**Material**:
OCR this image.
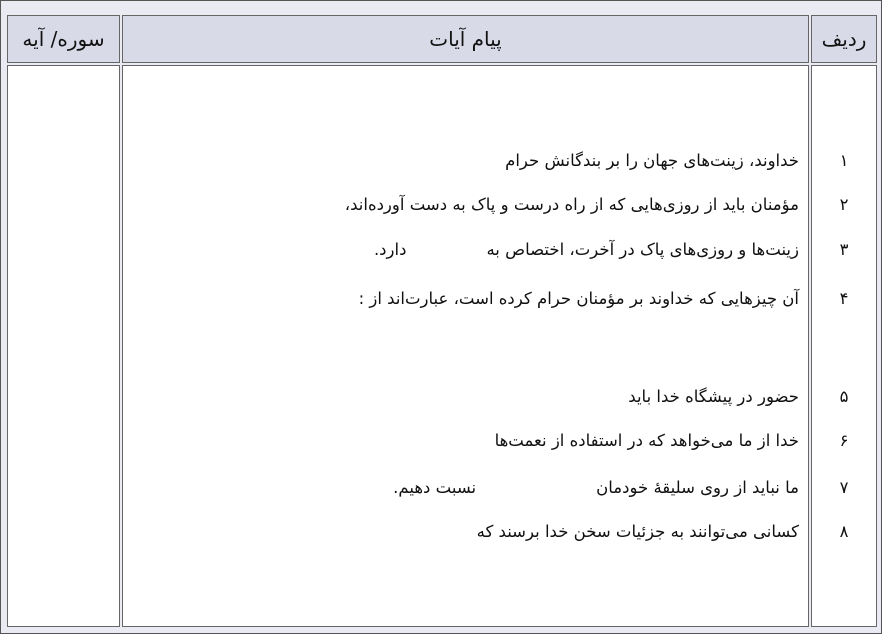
ردیف
پیام آیات
سوره/ آیه
۱
خداوند، زینت‌های جهان را بر بندگانش حرام
۲
مؤمنان باید از روزی‌هایی که از راه درست و پاک به دست آورده‌اند،
۳
زینت‌ها و روزی‌های پاک در آخرت، اختصاص بهدارد.
۴
آن چیزهایی که خداوند بر مؤمنان حرام کرده است، عبارت‌اند از :
۵
حضور در پیشگاه خدا باید
۶
خدا از ما می‌خواهد که در استفاده از نعمت‌ها
۷
ما نباید از روی سلیقهٔ خودماننسبت دهیم.
۸
کسانی می‌توانند به جزئیات سخن خدا برسند که
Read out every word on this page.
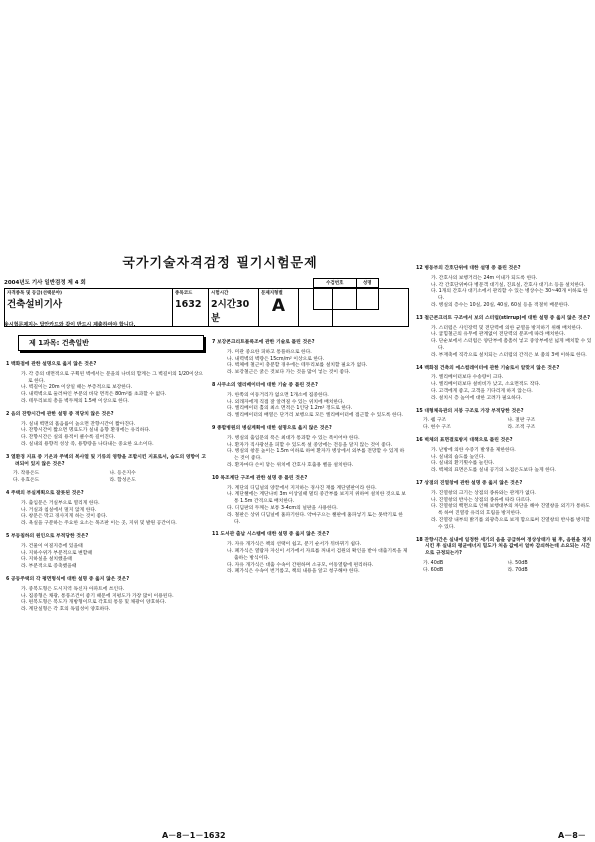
국가기술자격검정 필기시험문제
2004년도 기사 일반검정 제 4 회	수검번호	성명

자격종목 및 등급(선택분야)
건축설비기사

종목코드
1632

시험시간
2시간30분

문제지형별
A

※시험문제지는 답안카드와 같이 반드시 제출하여야 합니다.
제 1과목: 건축일반
1 백화점에 관한 설명으로 옳지 않은 것은?
가. 각 층의 대면적으로 구획된 벽에서는 문을의 나비의 합계는 그 벽길이의 1/20이상으로 한다.
나. 벽길이는 20m 이상일 때는 부층적으로 보강한다.
다. 내력벽으로 둘러싸인 부분의 바닥 면적은 80m²를 초과할 수 없다.
라. 테두리보의 총을 벽두께의 1.5배 이상으로 한다.
2 음의 잔향시간에 관한 설명 중 적당치 않은 것은?
가. 실내 벽면의 흡음률이 높으면 잔향시간이 짧아진다.
나. 잔향시간이 짧으면 명료도가 실내 음향 환경에는 유리하다.
다. 잔향시간은 실의 용적이 클수록 길어진다.
라. 실내의 용향적 성상 즉, 용향량을 나타내는 중요한 요소이다.
3 열환경 지표 중 기온과 주벽의 복사열 및 기류의 영향을 조합시킨 지표로서, 습도의 영향이 고려되어 있지 않은 것은?
가. 작용온도	나. 등온지수
다. 유효온도	라. 합성온도
4 주택의 부실계획으로 잘못된 것은?
가. 출입문은 거실부으로 열리게 한다.
나. 거실과 침실에서 멀지 않게 한다.
다. 창문은 막고 경사지게 하는 것이 좋다.
라. 욕실을 구분하는 주요한 요소는 목조판 이는 곳, 지위 및 발원 공간이다.
5 부동침하의 원인으로 부적당한 것은?
가. 건물이 이질지층에 있을때
나. 지하수위가 부분적으로 변할때
다. 지하실을 설치했을때
라. 부분적으로 증축했을때
6 공동주택의 각 평면형식에 대한 설명 중 옳지 않은 것은?
가. 중복도형은 도시지역 독신자 아파트에 쓰인다.
나. 집중형은 채광, 통풍조건이 좋기 때문에 지평도가 가장 많이 이용된다.
다. 편복도형은 복도가 개방형이므로 각호의 통풍 및 채광이 양호하다.
라. 계단실형은 각 호의 독립성이 양호하다.
7 보강콘크리트블록조에 관한 기술로 틀린 것은?
가. 미관 중요한 피하고 통플하으로 한다.
나. 내력벽의 벽량은 15cm/m² 이상으로 한다.
다. 벽체에 철근이 충분할 경우에는 테두리보를 설치할 필요가 없다.
라. 보강철근은 굵은 것보다 가는 것을 많이 넣는 것이 좋다.
8 사무소의 엘리베이터에 대한 기술 중 틀린 것은?
가. 한쪽의 이동거리가 없으면 1개소에 집중한다.
나. 외래자에게 직접 잘 알려질 수 있는 위치에 배치한다.
다. 엘리베이터 홀의 최소 면적은 1인당 1.2m² 정도로 한다.
라. 엘리베이터의 배열은 단거리 보행으로 모든 엘리베이터에 접근할 수 있도록 한다.
9 종합병원의 병실계획에 대한 설명으로 옳지 않은 것은?
가. 병실의 출입문의 폭은 최대가 통과할 수 있는 폭이어야 한다.
나. 환자가 직사광선을 피할 수 있도록 설 중앙에는 전등을 달지 않는 것이 좋다.
다. 병실의 창문 높이는 1.5m 이하로 하여 환자가 병상에서 외부를 전망할 수 있게 하는 것이 좋다.
라. 환자마다 손이 닿는 위치에 간호사 호출용 벨을 설치한다.
10 목조계단 구조에 관한 설명 중 틀린 것은?
가. 계단의 디딤널의 양끝에서 지지하는 경사진 재를 계단옆판이라 한다.
나. 계단챌에는 계단나비 3m 이상일때 멀티 중간부를 보지지 위하여 설치한 것으로 보통 1.5m 간격으로 배치한다.
다. 디딤판의 두께는 보통 3-4cm의 널판을 사용한다.
라. 철판은 상위 디딤널에 홈파기한다. 약마구으는 챌판에 홈파넣기 또는 못박기로 한다.
11 도서관 출납 시스템에 대한 설명 중 옳지 않은 것은?
가. 자유 개가식은 책의 선택이 쉽고, 분기 순서가 뒤바뀌기 쉽다.
나. 폐가식은 열람자 자신이 서가에서 자료를 꺼내서 검원의 확인을 받아 대출기록을 제출하는 방식이다.
다. 자유 개가식은 대출 수속이 간편하며 소규모, 어동열람에 편리하다.
라. 폐가식은 수속이 번거롭고, 책의 내용을 알고 청구해야 한다.
12 병동부의 간호단위에 대한 설명 중 틀린 것은?
가. 간호사의 보행거리는 24m 이내가 되도록 한다.
나. 각 간호단위마다 병문객 대기실, 진료실, 간호사 대기소 등을 설치한다.
다. 1개의 간호사 대기소에서 관리할 수 있는 병상수는 30~40개 이하로 한다.
라. 병실의 층수는 10실, 20실, 40실, 60실 등을 적절히 배분한다.
13 철근콘크리트 구조에서 보의 스터럽(stirrup)에 대한 설명 중 옳지 않은 것은?
가. 스터럽은 사인장력 및 전단력에 의한 균열을 방지하기 위해 배치한다.
나. 굽힘철근의 유무에 관계없이 전단력의 분포에 따라 배치한다.
다. 단순보에서 스터럽은 양단부에 촘촘히 넣고 중앙부에선 넓게 배치할 수 있다.
라. 부재축에 직각으로 설치되는 스터럽의 간격은 보 춤의 3배 이하로 한다.
14 백화점 건축의 에스컬레이터에 관한 기술로서 알맞지 않은 것은?
가. 엘리베이터보다 수송량이 크다.
나. 엘리베이터보다 설비비가 낮고, 소요면적도 작다.
다. 고객에게 좋고, 고객을 기다리게 하지 않는다.
라. 설치시 층 높이에 대한 고려가 필요하다.
15 대형체육관의 지붕 구조로 가장 부적당한 것은?
가. 쉘 구조	나. 절판 구조
다. 현수 구조	라. 조적 구조
16 벽체의 표면결로방지 대책으로 틀린 것은?
가. 난방에 의한 수증기 발생을 제한한다.
나. 실내의 습도를 높인다.
다. 실내의 환기횟수를 늘린다.
라. 벽체의 표면온도를 실내 공기의 노점온도보다 높게 한다.
17 상점의 진열창에 관한 설명 중 옳지 않은 것은?
가. 진열창의 크기는 상점의 종류와는 관계가 없다.
나. 진열창의 반사는 상점의 종류에 따라 다르다.
다. 진열창의 백면으로 인해 보행대부의 차단을 해야 진열창을 외기가 통하도록 하여 진열장 유리의 흐림을 방지한다.
라. 진열장 내부의 밝기를 외광측으로 보게 함으로써 진열창의 반사를 방지할 수 있다.
18 잔향시간은 실내에 일정한 세기의 음을 공급하여 정상상태가 될 후, 음원을 정지시킨 후 실내의 평균에너지 밀도가 처음 값에서 얼마 감쇠하는데 소요되는 시간으로 규정되는가?
가. 40dB	나. 50dB
다. 60dB	라. 70dB
A－8－1－1632	A－8－
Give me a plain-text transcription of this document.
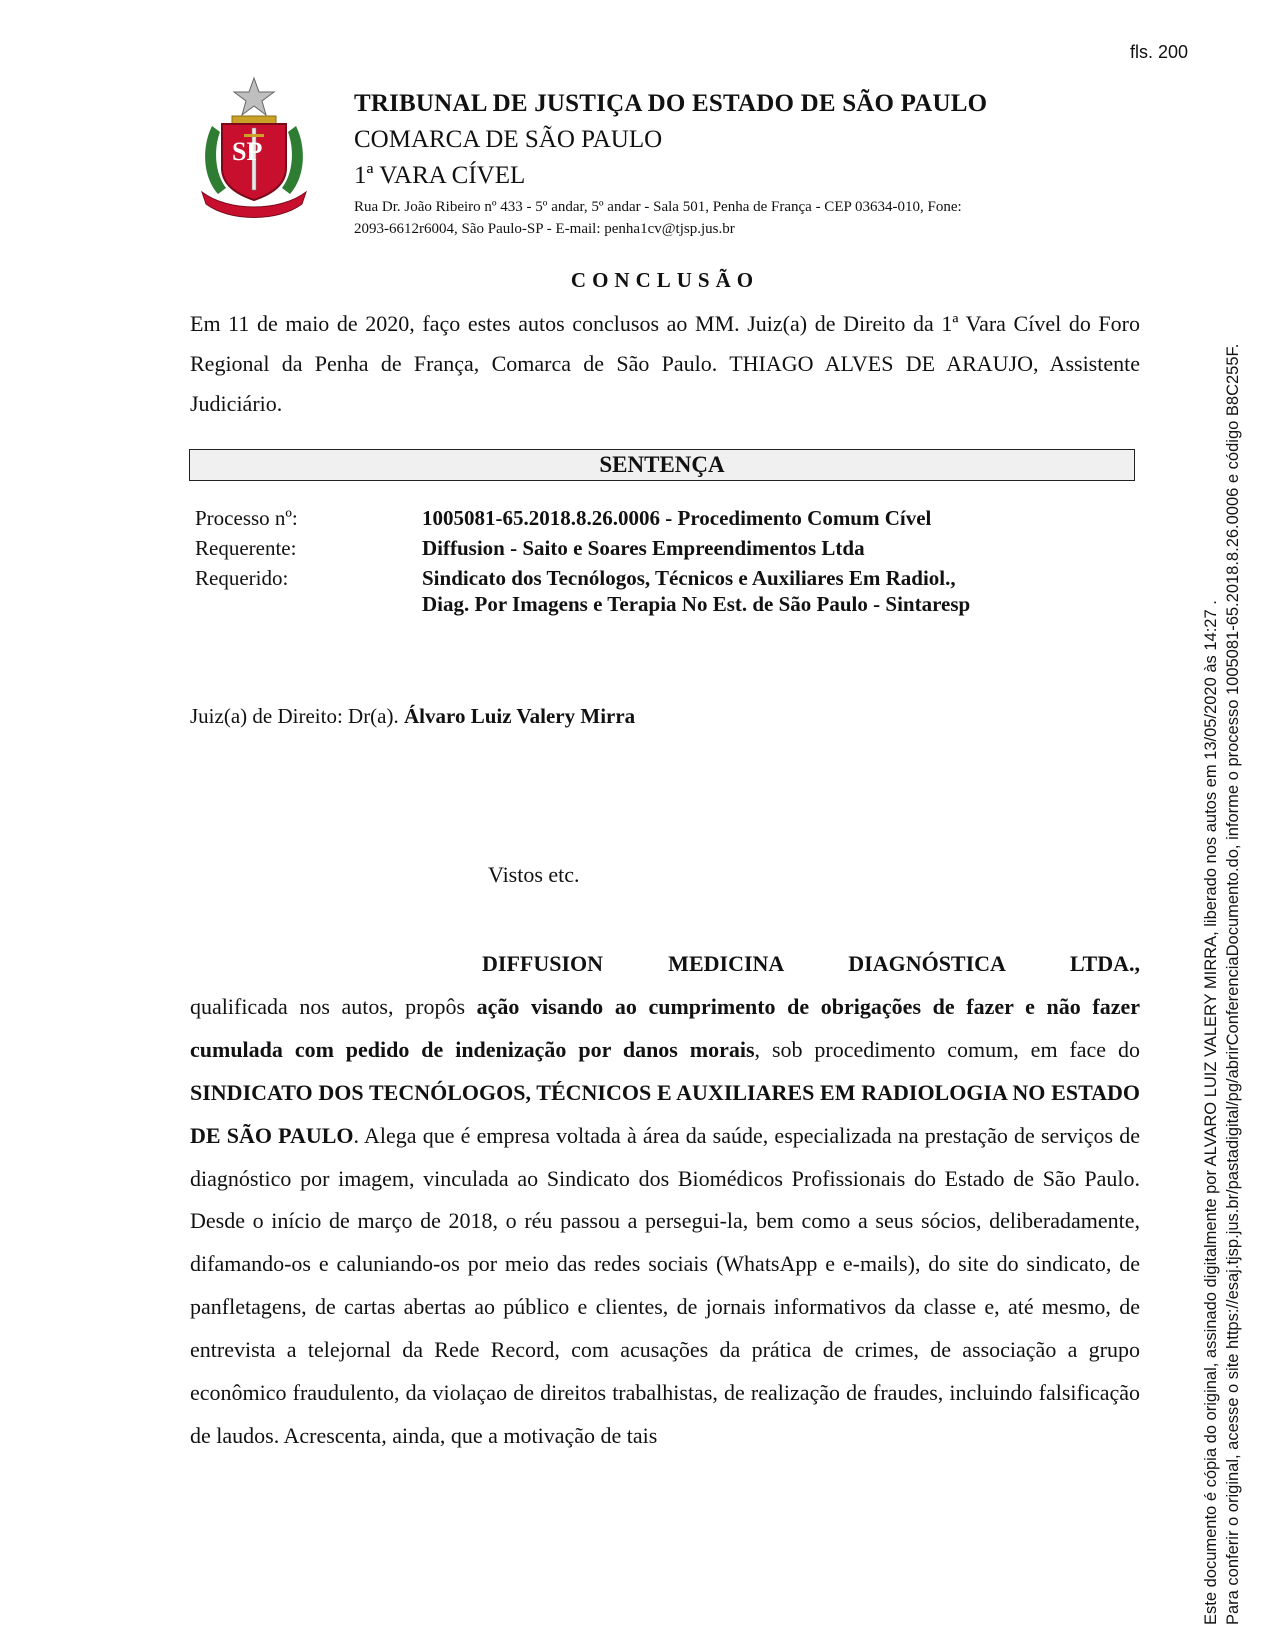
fls. 200
SP
TRIBUNAL DE JUSTIÇA DO ESTADO DE SÃO PAULO
COMARCA DE SÃO PAULO
1ª VARA CÍVEL
Rua Dr. João Ribeiro nº 433 - 5º andar, 5º andar - Sala 501, Penha de França - CEP 03634-010, Fone:
2093-6612r6004, São Paulo-SP - E-mail: penha1cv@tjsp.jus.br
CONCLUSÃO
Em 11 de maio de 2020, faço estes autos conclusos ao MM. Juiz(a) de Direito da 1ª Vara Cível do Foro Regional da Penha de França, Comarca de São Paulo. THIAGO ALVES DE ARAUJO, Assistente Judiciário.
SENTENÇA
Processo nº:	1005081-65.2018.8.26.0006 - Procedimento Comum Cível
Requerente:	Diffusion - Saito e Soares Empreendimentos Ltda
Requerido:	Sindicato dos Tecnólogos, Técnicos e Auxiliares Em Radiol.,
Diag. Por Imagens e Terapia No Est. de São Paulo - Sintaresp
Juiz(a) de Direito: Dr(a). Álvaro Luiz Valery Mirra
Vistos etc.
DIFFUSION MEDICINA DIAGNÓSTICA LTDA.,
qualificada nos autos, propôs ação visando ao cumprimento de obrigações de fazer e não fazer cumulada com pedido de indenização por danos morais, sob procedimento comum, em face do SINDICATO DOS TECNÓLOGOS, TÉCNICOS E AUXILIARES EM RADIOLOGIA NO ESTADO DE SÃO PAULO. Alega que é empresa voltada à área da saúde, especializada na prestação de serviços de diagnóstico por imagem, vinculada ao Sindicato dos Biomédicos Profissionais do Estado de São Paulo. Desde o início de março de 2018, o réu passou a persegui-la, bem como a seus sócios, deliberadamente, difamando-os e caluniando-os por meio das redes sociais (WhatsApp e e-mails), do site do sindicato, de panfletagens, de cartas abertas ao público e clientes, de jornais informativos da classe e, até mesmo, de entrevista a telejornal da Rede Record, com acusações da prática de crimes, de associação a grupo econômico fraudulento, da violaçao de direitos trabalhistas, de realização de fraudes, incluindo falsificação de laudos. Acrescenta, ainda, que a motivação de tais	Este documento é cópia do original, assinado digitalmente por ALVARO LUIZ VALERY MIRRA, liberado nos autos em 13/05/2020 às 14:27 . Para conferir o original, acesse o site https://esaj.tjsp.jus.br/pastadigital/pg/abrirConferenciaDocumento.do, informe o processo 1005081-65.2018.8.26.0006 e código B8C255F.
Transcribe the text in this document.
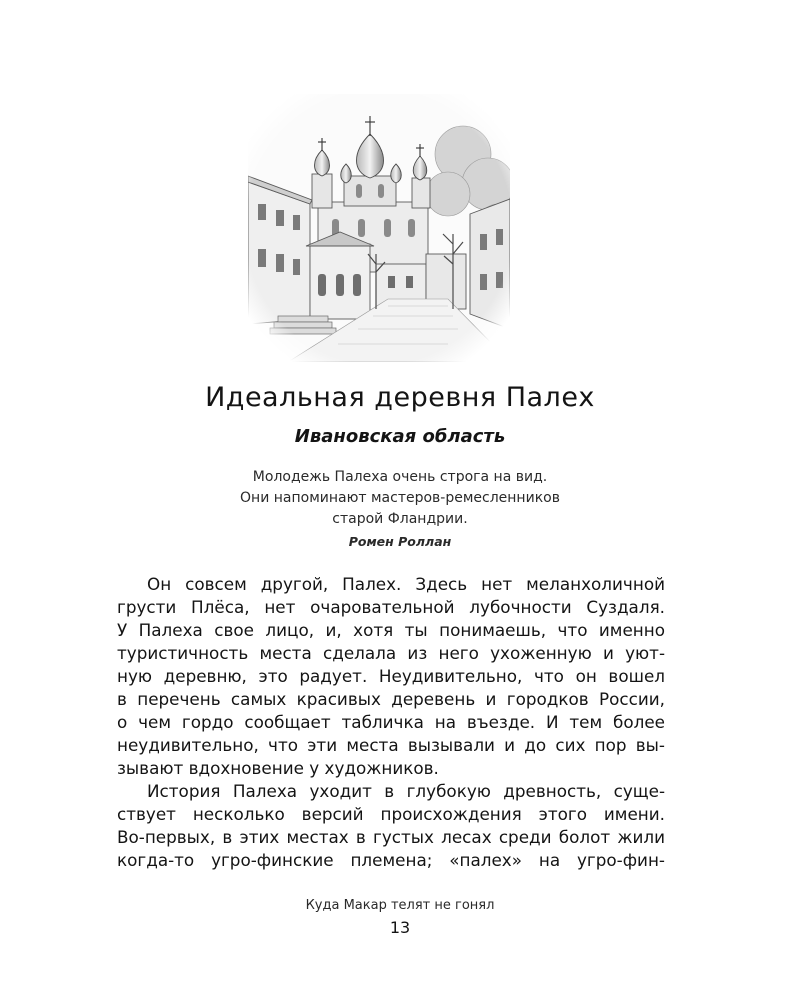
Идеальная деревня Палех
Ивановская область
Молодежь Палеха очень строга на вид.
Они напоминают мастеров-ремесленников
старой Фландрии.
Ромен Роллан
Он совсем другой, Палех. Здесь нет меланхоличной
грусти Плёса, нет очаровательной лубочности Суздаля.
У Палеха свое лицо, и, хотя ты понимаешь, что именно
туристичность места сделала из него ухоженную и уют-
ную деревню, это радует. Неудивительно, что он вошел
в перечень самых красивых деревень и городков России,
о чем гордо сообщает табличка на въезде. И тем более
неудивительно, что эти места вызывали и до сих пор вы-
зывают вдохновение у художников.
История Палеха уходит в глубокую древность, суще-
ствует несколько версий происхождения этого имени.
Во-первых, в этих местах в густых лесах среди болот жили
когда-то угро-финские племена; «палех» на угро-фин-
Куда Макар телят не гонял
13
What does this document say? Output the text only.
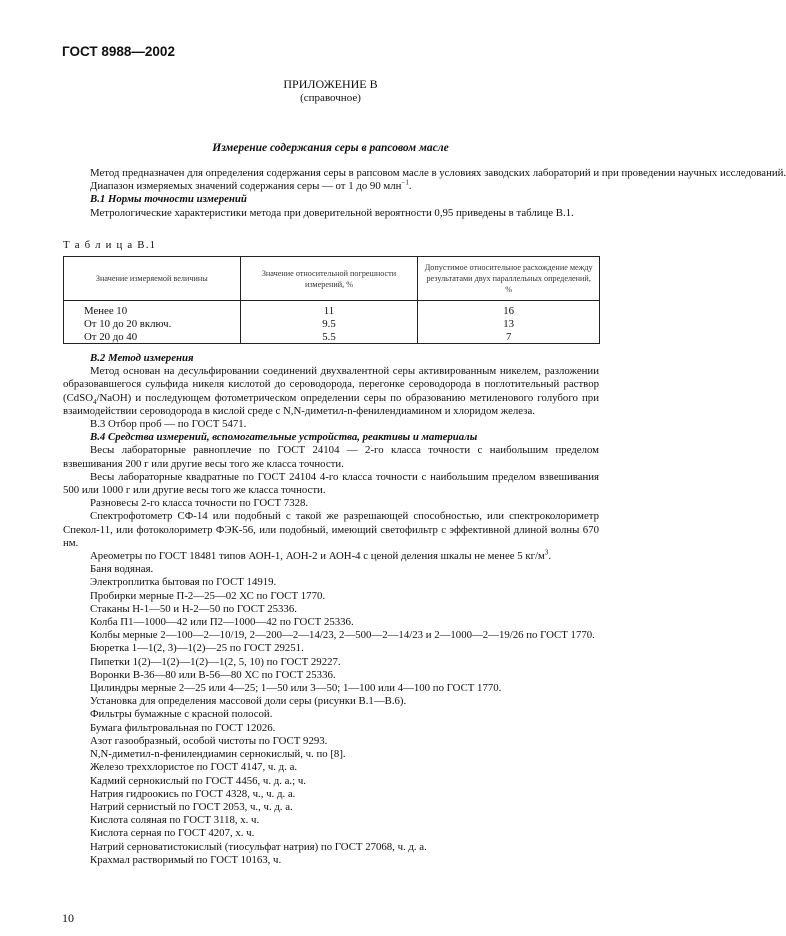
ГОСТ 8988—2002
ПРИЛОЖЕНИЕ В
(справочное)
Измерение содержания серы в рапсовом масле

Метод предназначен для определения содержания серы в рапсовом масле в условиях заводских лабораторий и при проведении научных исследований.

Диапазон измеряемых значений содержания серы — от 1 до 90 млн$^{-1}$.

В.1 Нормы точности измерений

Метрологические характеристики метода при доверительной вероятности 0,95 приведены в таблице В.1.

Т а б л и ц а В.1
Значение измеряемой величины	Значение относительной погрешности измерений, %	Допустимое относительное расхождение между результатами двух параллельных определений, %
Менее 10	11	16
От 10 до 20 включ.	9.5	13
От 20 до 40	5.5	7

В.2 Метод измерения

Метод основан на десульфировании соединений двухвалентной серы активированным никелем, разложении образовавшегося сульфида никеля кислотой до сероводорода, перегонке сероводорода в поглотительный раствор (CdSO$_4$/NaOH) и последующем фотометрическом определении серы по образованию метиленового голубого при взаимодействии сероводорода в кислой среде с N,N-диметил-n-фенилендиамином и хлоридом железа.

В.3 Отбор проб — по ГОСТ 5471.

В.4 Средства измерений, вспомогательные устройства, реактивы и материалы

Весы лабораторные равноплечие по ГОСТ 24104 — 2-го класса точности с наибольшим пределом взвешивания 200 г или другие весы того же класса точности.

Весы лабораторные квадратные по ГОСТ 24104 4-го класса точности с наибольшим пределом взвешивания 500 или 1000 г или другие весы того же класса точности.

Разновесы 2-го класса точности по ГОСТ 7328.

Спектрофотометр СФ-14 или подобный с такой же разрешающей способностью, или спектроколориметр Спекол-11, или фотоколориметр ФЭК-56, или подобный, имеющий светофильтр с эффективной длиной волны 670 нм.

Ареометры по ГОСТ 18481 типов АОН-1, АОН-2 и АОН-4 с ценой деления шкалы не менее 5 $кг/м^3$.

Баня водяная.

Электроплитка бытовая по ГОСТ 14919.

Пробирки мерные П-2—25—02 ХС по ГОСТ 1770.

Стаканы Н-1—50 и Н-2—50 по ГОСТ 25336.

Колба П1—1000—42 или П2—1000—42 по ГОСТ 25336.

Колбы мерные 2—100—2—10/19, 2—200—2—14/23, 2—500—2—14/23 и 2—1000—2—19/26 по ГОСТ 1770.

Бюретка 1—1(2, 3)—1(2)—25 по ГОСТ 29251.

Пипетки 1(2)—1(2)—1(2)—1(2, 5, 10) по ГОСТ 29227.

Воронки В-36—80 или В-56—80 ХС по ГОСТ 25336.

Цилиндры мерные 2—25 или 4—25; 1—50 или 3—50; 1—100 или 4—100 по ГОСТ 1770.

Установка для определения массовой доли серы (рисунки В.1—В.6).

Фильтры бумажные с красной полосой.

Бумага фильтровальная по ГОСТ 12026.

Азот газообразный, особой чистоты по ГОСТ 9293.

N,N-диметил-n-фенилендиамин сернокислый, ч. по [8].

Железо треххлористое по ГОСТ 4147, ч. д. а.

Кадмий сернокислый по ГОСТ 4456, ч. д. а.; ч.

Натрия гидроокись по ГОСТ 4328, ч., ч. д. а.

Натрий сернистый по ГОСТ 2053, ч., ч. д. а.

Кислота соляная по ГОСТ 3118, х. ч.

Кислота серная по ГОСТ 4207, х. ч.

Натрий серноватистокислый (тиосульфат натрия) по ГОСТ 27068, ч. д. а.

Крахмал растворимый по ГОСТ 10163, ч.

10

**Exercise details**:
Set out every line from the material that contains the string "рапсовом".

**Response to the task**:
Измерение содержания серы в рапсовом масле
Метод предназначен для определения содержания серы в рапсовом масле в условиях заводских лабораторий и при проведении научных исследований.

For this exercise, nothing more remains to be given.